[Records to process — start]

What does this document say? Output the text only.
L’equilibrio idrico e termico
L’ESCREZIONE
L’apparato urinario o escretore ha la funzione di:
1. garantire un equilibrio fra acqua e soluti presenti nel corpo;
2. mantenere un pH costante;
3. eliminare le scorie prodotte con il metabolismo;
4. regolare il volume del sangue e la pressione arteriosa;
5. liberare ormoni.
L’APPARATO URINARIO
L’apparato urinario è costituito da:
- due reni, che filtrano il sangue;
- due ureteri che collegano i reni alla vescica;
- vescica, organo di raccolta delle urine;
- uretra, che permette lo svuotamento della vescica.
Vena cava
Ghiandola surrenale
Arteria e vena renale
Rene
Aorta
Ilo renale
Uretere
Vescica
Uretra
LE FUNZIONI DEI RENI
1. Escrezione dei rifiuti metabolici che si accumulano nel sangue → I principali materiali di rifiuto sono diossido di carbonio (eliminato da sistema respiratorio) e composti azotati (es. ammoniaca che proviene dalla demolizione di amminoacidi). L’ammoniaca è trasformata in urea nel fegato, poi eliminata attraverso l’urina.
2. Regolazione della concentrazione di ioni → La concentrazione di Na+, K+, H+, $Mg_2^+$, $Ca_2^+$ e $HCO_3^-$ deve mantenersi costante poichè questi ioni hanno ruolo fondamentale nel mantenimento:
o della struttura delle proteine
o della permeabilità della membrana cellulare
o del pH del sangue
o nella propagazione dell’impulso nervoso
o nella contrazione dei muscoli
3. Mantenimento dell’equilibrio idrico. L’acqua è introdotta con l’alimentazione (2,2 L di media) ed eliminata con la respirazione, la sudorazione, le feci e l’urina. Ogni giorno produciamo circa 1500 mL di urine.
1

[Records to process — finish]
[Records to process — start]

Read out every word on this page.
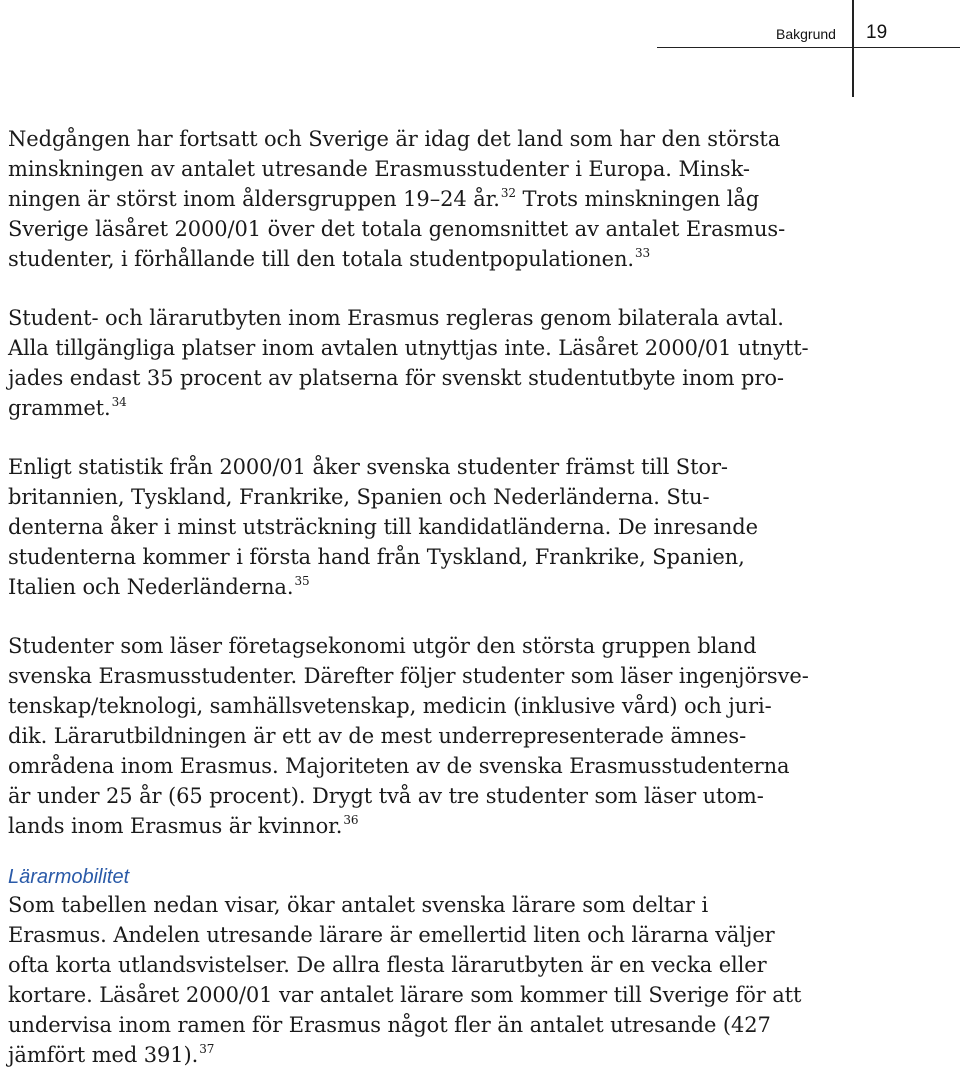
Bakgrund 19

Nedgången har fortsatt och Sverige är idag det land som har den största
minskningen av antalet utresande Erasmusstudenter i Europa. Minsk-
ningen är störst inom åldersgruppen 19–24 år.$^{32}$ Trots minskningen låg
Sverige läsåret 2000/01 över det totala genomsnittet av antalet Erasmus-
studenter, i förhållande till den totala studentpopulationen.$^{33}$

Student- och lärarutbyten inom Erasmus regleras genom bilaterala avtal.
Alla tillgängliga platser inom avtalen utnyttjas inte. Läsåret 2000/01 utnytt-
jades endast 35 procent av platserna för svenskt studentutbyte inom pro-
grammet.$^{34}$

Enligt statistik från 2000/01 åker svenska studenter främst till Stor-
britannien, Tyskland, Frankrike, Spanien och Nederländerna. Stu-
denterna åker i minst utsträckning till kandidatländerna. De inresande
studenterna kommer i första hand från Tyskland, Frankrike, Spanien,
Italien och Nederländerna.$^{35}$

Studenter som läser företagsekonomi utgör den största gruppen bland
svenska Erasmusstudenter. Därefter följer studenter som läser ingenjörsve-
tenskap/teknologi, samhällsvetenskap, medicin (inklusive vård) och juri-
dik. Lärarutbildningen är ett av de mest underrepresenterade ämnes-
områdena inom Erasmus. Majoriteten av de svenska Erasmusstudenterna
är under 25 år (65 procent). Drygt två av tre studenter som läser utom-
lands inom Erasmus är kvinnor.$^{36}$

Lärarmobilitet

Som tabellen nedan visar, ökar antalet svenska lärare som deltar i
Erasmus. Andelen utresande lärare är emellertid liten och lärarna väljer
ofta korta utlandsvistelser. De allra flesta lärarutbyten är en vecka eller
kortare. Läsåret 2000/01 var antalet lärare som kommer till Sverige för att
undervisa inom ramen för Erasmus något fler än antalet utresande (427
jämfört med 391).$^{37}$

[Records to process — finish]

Where the word "utresande" shows up in a line of the entries above, copy that line.

§ **The answer**
minskningen av antalet utresande Erasmusstudenter i Europa. Minsk-
Erasmus. Andelen utresande lärare är emellertid liten och lärarna väljer
undervisa inom ramen för Erasmus något fler än antalet utresande (427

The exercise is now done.